Pick out and copy every line below that has the word "name".

# START OF RAW DATA

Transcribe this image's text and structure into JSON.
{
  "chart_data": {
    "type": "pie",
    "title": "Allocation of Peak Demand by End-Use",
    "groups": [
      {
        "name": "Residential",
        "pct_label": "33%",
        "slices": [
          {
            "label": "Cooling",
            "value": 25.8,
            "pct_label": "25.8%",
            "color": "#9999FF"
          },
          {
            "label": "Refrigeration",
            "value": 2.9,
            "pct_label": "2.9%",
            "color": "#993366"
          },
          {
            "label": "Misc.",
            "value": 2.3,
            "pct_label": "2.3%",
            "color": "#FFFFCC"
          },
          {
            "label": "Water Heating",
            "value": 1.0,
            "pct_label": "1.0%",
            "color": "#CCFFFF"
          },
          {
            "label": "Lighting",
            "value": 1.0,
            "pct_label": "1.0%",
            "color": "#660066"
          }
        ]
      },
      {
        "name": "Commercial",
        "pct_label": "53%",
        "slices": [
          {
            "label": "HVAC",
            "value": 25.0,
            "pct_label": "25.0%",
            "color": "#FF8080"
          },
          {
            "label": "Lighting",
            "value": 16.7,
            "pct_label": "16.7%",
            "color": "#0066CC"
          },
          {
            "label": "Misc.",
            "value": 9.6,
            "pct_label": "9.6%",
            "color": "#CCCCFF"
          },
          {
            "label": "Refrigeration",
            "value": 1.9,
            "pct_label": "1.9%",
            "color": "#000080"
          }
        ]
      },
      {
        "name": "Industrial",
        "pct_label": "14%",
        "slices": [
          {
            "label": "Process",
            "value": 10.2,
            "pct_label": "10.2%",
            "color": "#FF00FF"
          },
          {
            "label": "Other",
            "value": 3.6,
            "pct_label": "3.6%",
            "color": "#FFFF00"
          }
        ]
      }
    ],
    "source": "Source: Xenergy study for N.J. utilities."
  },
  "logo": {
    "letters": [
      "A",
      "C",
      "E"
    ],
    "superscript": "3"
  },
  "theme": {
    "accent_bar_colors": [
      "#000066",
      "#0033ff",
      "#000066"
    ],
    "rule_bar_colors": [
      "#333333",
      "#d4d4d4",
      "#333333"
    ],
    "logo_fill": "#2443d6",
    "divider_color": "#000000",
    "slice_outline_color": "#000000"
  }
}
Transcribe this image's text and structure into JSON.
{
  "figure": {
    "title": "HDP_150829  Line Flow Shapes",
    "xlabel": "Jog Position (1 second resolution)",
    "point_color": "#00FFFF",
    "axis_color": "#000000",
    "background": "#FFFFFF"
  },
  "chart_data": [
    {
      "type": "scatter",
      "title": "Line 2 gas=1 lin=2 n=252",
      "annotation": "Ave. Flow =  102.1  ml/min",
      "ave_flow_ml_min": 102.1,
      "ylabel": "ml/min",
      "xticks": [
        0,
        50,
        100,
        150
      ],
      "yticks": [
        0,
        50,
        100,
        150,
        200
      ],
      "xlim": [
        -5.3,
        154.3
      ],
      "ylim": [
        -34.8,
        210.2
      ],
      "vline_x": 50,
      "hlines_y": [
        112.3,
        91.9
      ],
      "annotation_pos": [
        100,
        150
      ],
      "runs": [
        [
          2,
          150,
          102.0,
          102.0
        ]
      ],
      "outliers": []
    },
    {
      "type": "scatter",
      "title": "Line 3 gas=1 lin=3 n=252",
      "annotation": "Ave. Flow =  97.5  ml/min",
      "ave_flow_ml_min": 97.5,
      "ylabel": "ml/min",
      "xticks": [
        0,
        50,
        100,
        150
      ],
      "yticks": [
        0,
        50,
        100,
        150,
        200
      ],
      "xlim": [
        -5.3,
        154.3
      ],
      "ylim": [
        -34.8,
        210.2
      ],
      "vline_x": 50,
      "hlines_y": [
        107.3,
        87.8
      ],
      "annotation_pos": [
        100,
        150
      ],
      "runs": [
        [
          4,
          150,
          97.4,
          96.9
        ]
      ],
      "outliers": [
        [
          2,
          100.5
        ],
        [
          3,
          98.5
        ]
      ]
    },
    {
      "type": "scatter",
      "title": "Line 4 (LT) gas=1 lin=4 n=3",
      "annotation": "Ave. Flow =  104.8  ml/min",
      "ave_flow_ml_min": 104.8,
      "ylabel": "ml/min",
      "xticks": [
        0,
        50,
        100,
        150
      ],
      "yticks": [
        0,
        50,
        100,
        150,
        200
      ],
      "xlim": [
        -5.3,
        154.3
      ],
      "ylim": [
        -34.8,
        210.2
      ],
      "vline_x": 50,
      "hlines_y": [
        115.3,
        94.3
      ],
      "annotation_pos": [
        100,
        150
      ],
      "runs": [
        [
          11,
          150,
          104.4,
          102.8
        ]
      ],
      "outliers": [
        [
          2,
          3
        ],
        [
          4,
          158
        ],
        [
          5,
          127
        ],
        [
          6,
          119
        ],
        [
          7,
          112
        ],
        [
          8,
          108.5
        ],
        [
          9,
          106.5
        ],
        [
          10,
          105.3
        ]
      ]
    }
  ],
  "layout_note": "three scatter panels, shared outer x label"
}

# END OF RAW DATA

EXERCISE OUTPUT
        "name": "Residential",
        "name": "Commercial",
        "name": "Industrial",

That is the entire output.